§ Work instructions: Retype all the records with nothing changed.

--*--

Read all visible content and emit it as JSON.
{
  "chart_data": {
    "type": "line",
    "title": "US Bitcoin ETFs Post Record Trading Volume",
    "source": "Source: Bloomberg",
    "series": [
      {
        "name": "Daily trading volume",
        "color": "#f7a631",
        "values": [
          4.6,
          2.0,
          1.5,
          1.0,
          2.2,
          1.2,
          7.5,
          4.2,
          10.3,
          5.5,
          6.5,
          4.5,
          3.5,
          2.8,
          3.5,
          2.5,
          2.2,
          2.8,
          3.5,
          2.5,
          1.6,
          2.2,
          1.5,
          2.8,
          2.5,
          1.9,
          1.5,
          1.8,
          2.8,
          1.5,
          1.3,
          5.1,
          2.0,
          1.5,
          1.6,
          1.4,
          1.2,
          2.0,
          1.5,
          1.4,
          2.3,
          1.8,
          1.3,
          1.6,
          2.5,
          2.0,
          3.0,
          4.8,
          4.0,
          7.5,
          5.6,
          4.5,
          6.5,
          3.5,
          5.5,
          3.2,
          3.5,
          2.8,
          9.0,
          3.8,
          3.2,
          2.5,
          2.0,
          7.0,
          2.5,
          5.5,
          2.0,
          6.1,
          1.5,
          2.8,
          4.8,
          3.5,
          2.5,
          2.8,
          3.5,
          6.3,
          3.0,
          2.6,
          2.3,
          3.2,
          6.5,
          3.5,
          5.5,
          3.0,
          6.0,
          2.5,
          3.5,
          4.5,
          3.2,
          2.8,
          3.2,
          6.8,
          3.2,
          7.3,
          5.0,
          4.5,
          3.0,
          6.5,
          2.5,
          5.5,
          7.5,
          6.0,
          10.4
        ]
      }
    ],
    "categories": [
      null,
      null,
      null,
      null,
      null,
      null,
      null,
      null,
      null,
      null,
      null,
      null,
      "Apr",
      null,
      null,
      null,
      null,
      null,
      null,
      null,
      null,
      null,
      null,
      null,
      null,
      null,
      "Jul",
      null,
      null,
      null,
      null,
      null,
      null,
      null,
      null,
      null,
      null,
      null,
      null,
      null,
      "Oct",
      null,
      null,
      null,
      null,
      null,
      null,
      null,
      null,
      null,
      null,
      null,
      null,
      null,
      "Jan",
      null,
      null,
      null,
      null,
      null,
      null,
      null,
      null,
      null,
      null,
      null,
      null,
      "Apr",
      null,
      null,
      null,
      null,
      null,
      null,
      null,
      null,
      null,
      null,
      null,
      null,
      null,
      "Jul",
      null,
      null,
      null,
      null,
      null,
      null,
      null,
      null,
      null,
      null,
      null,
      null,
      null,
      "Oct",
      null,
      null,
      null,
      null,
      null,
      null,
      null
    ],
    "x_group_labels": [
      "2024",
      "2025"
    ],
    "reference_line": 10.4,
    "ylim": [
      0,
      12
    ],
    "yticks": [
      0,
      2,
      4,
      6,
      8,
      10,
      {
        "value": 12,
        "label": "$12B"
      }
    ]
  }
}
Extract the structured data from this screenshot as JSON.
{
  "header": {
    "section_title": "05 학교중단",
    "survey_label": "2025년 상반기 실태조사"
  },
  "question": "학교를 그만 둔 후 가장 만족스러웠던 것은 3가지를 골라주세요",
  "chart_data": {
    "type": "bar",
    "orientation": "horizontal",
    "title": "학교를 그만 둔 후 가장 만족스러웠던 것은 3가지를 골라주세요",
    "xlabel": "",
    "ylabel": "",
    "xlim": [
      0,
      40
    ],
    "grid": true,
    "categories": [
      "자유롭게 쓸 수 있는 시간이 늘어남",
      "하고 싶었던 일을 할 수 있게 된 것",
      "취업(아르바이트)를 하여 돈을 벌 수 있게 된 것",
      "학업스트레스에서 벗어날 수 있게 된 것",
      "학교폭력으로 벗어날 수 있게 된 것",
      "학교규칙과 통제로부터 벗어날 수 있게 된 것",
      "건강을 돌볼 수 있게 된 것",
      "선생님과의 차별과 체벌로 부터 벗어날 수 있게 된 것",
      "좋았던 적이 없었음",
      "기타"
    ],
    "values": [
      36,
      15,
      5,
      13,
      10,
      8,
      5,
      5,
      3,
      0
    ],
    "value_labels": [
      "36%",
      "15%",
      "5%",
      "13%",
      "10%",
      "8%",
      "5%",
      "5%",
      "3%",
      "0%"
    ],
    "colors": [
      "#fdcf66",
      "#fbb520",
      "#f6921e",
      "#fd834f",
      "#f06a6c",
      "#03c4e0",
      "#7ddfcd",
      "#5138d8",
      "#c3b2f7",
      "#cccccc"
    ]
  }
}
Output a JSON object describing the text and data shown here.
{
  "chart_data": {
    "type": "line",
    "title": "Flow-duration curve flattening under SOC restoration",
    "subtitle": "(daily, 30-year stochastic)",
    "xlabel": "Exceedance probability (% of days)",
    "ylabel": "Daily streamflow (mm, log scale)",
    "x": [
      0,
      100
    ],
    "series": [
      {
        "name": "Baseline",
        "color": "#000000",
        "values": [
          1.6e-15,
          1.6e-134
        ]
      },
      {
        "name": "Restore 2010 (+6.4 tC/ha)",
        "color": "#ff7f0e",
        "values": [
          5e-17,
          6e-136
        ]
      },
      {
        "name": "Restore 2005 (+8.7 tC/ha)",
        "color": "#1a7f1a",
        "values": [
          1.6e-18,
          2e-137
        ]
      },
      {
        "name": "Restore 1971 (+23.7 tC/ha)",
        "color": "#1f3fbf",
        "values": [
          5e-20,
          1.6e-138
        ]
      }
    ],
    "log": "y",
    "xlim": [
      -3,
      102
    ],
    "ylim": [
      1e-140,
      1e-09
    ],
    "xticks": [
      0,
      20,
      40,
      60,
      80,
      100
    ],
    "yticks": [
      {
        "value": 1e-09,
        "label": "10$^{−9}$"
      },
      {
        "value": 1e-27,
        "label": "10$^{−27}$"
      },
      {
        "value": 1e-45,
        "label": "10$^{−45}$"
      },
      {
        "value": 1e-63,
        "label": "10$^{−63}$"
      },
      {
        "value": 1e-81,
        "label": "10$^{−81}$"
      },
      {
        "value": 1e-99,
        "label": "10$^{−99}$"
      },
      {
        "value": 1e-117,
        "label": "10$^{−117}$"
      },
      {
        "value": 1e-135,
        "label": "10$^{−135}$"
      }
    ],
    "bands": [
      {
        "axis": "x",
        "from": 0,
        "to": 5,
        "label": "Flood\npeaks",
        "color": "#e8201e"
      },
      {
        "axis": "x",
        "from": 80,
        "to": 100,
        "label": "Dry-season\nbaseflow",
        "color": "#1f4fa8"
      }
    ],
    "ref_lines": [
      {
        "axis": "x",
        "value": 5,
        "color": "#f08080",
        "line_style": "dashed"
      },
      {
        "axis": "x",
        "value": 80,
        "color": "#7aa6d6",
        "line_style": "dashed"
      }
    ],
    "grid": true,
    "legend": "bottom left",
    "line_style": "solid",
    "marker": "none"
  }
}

--*--

§ The solution:
Read all visible content and emit it as JSON.
{
  "chart_data": {
    "type": "line",
    "title": "US Bitcoin ETFs Post Record Trading Volume",
    "source": "Source: Bloomberg",
    "series": [
      {
        "name": "Daily trading volume",
        "color": "#f7a631",
        "values": [
          4.6,
          2.0,
          1.5,
          1.0,
          2.2,
          1.2,
          7.5,
          4.2,
          10.3,
          5.5,
          6.5,
          4.5,
          3.5,
          2.8,
          3.5,
          2.5,
          2.2,
          2.8,
          3.5,
          2.5,
          1.6,
          2.2,
          1.5,
          2.8,
          2.5,
          1.9,
          1.5,
          1.8,
          2.8,
          1.5,
          1.3,
          5.1,
          2.0,
          1.5,
          1.6,
          1.4,
          1.2,
          2.0,
          1.5,
          1.4,
          2.3,
          1.8,
          1.3,
          1.6,
          2.5,
          2.0,
          3.0,
          4.8,
          4.0,
          7.5,
          5.6,
          4.5,
          6.5,
          3.5,
          5.5,
          3.2,
          3.5,
          2.8,
          9.0,
          3.8,
          3.2,
          2.5,
          2.0,
          7.0,
          2.5,
          5.5,
          2.0,
          6.1,
          1.5,
          2.8,
          4.8,
          3.5,
          2.5,
          2.8,
          3.5,
          6.3,
          3.0,
          2.6,
          2.3,
          3.2,
          6.5,
          3.5,
          5.5,
          3.0,
          6.0,
          2.5,
          3.5,
          4.5,
          3.2,
          2.8,
          3.2,
          6.8,
          3.2,
          7.3,
          5.0,
          4.5,
          3.0,
          6.5,
          2.5,
          5.5,
          7.5,
          6.0,
          10.4
        ]
      }
    ],
    "categories": [
      null,
      null,
      null,
      null,
      null,
      null,
      null,
      null,
      null,
      null,
      null,
      null,
      "Apr",
      null,
      null,
      null,
      null,
      null,
      null,
      null,
      null,
      null,
      null,
      null,
      null,
      null,
      "Jul",
      null,
      null,
      null,
      null,
      null,
      null,
      null,
      null,
      null,
      null,
      null,
      null,
      null,
      "Oct",
      null,
      null,
      null,
      null,
      null,
      null,
      null,
      null,
      null,
      null,
      null,
      null,
      null,
      "Jan",
      null,
      null,
      null,
      null,
      null,
      null,
      null,
      null,
      null,
      null,
      null,
      null,
      "Apr",
      null,
      null,
      null,
      null,
      null,
      null,
      null,
      null,
      null,
      null,
      null,
      null,
      null,
      "Jul",
      null,
      null,
      null,
      null,
      null,
      null,
      null,
      null,
      null,
      null,
      null,
      null,
      null,
      "Oct",
      null,
      null,
      null,
      null,
      null,
      null,
      null
    ],
    "x_group_labels": [
      "2024",
      "2025"
    ],
    "reference_line": 10.4,
    "ylim": [
      0,
      12
    ],
    "yticks": [
      0,
      2,
      4,
      6,
      8,
      10,
      {
        "value": 12,
        "label": "$12B"
      }
    ]
  }
}
Extract the structured data from this screenshot as JSON.
{
  "header": {
    "section_title": "05 학교중단",
    "survey_label": "2025년 상반기 실태조사"
  },
  "question": "학교를 그만 둔 후 가장 만족스러웠던 것은 3가지를 골라주세요",
  "chart_data": {
    "type": "bar",
    "orientation": "horizontal",
    "title": "학교를 그만 둔 후 가장 만족스러웠던 것은 3가지를 골라주세요",
    "xlabel": "",
    "ylabel": "",
    "xlim": [
      0,
      40
    ],
    "grid": true,
    "categories": [
      "자유롭게 쓸 수 있는 시간이 늘어남",
      "하고 싶었던 일을 할 수 있게 된 것",
      "취업(아르바이트)를 하여 돈을 벌 수 있게 된 것",
      "학업스트레스에서 벗어날 수 있게 된 것",
      "학교폭력으로 벗어날 수 있게 된 것",
      "학교규칙과 통제로부터 벗어날 수 있게 된 것",
      "건강을 돌볼 수 있게 된 것",
      "선생님과의 차별과 체벌로 부터 벗어날 수 있게 된 것",
      "좋았던 적이 없었음",
      "기타"
    ],
    "values": [
      36,
      15,
      5,
      13,
      10,
      8,
      5,
      5,
      3,
      0
    ],
    "value_labels": [
      "36%",
      "15%",
      "5%",
      "13%",
      "10%",
      "8%",
      "5%",
      "5%",
      "3%",
      "0%"
    ],
    "colors": [
      "#fdcf66",
      "#fbb520",
      "#f6921e",
      "#fd834f",
      "#f06a6c",
      "#03c4e0",
      "#7ddfcd",
      "#5138d8",
      "#c3b2f7",
      "#cccccc"
    ]
  }
}
Output a JSON object describing the text and data shown here.
{
  "chart_data": {
    "type": "line",
    "title": "Flow-duration curve flattening under SOC restoration",
    "subtitle": "(daily, 30-year stochastic)",
    "xlabel": "Exceedance probability (% of days)",
    "ylabel": "Daily streamflow (mm, log scale)",
    "x": [
      0,
      100
    ],
    "series": [
      {
        "name": "Baseline",
        "color": "#000000",
        "values": [
          1.6e-15,
          1.6e-134
        ]
      },
      {
        "name": "Restore 2010 (+6.4 tC/ha)",
        "color": "#ff7f0e",
        "values": [
          5e-17,
          6e-136
        ]
      },
      {
        "name": "Restore 2005 (+8.7 tC/ha)",
        "color": "#1a7f1a",
        "values": [
          1.6e-18,
          2e-137
        ]
      },
      {
        "name": "Restore 1971 (+23.7 tC/ha)",
        "color": "#1f3fbf",
        "values": [
          5e-20,
          1.6e-138
        ]
      }
    ],
    "log": "y",
    "xlim": [
      -3,
      102
    ],
    "ylim": [
      1e-140,
      1e-09
    ],
    "xticks": [
      0,
      20,
      40,
      60,
      80,
      100
    ],
    "yticks": [
      {
        "value": 1e-09,
        "label": "10$^{−9}$"
      },
      {
        "value": 1e-27,
        "label": "10$^{−27}$"
      },
      {
        "value": 1e-45,
        "label": "10$^{−45}$"
      },
      {
        "value": 1e-63,
        "label": "10$^{−63}$"
      },
      {
        "value": 1e-81,
        "label": "10$^{−81}$"
      },
      {
        "value": 1e-99,
        "label": "10$^{−99}$"
      },
      {
        "value": 1e-117,
        "label": "10$^{−117}$"
      },
      {
        "value": 1e-135,
        "label": "10$^{−135}$"
      }
    ],
    "bands": [
      {
        "axis": "x",
        "from": 0,
        "to": 5,
        "label": "Flood\npeaks",
        "color": "#e8201e"
      },
      {
        "axis": "x",
        "from": 80,
        "to": 100,
        "label": "Dry-season\nbaseflow",
        "color": "#1f4fa8"
      }
    ],
    "ref_lines": [
      {
        "axis": "x",
        "value": 5,
        "color": "#f08080",
        "line_style": "dashed"
      },
      {
        "axis": "x",
        "value": 80,
        "color": "#7aa6d6",
        "line_style": "dashed"
      }
    ],
    "grid": true,
    "legend": "bottom left",
    "line_style": "solid",
    "marker": "none"
  }
}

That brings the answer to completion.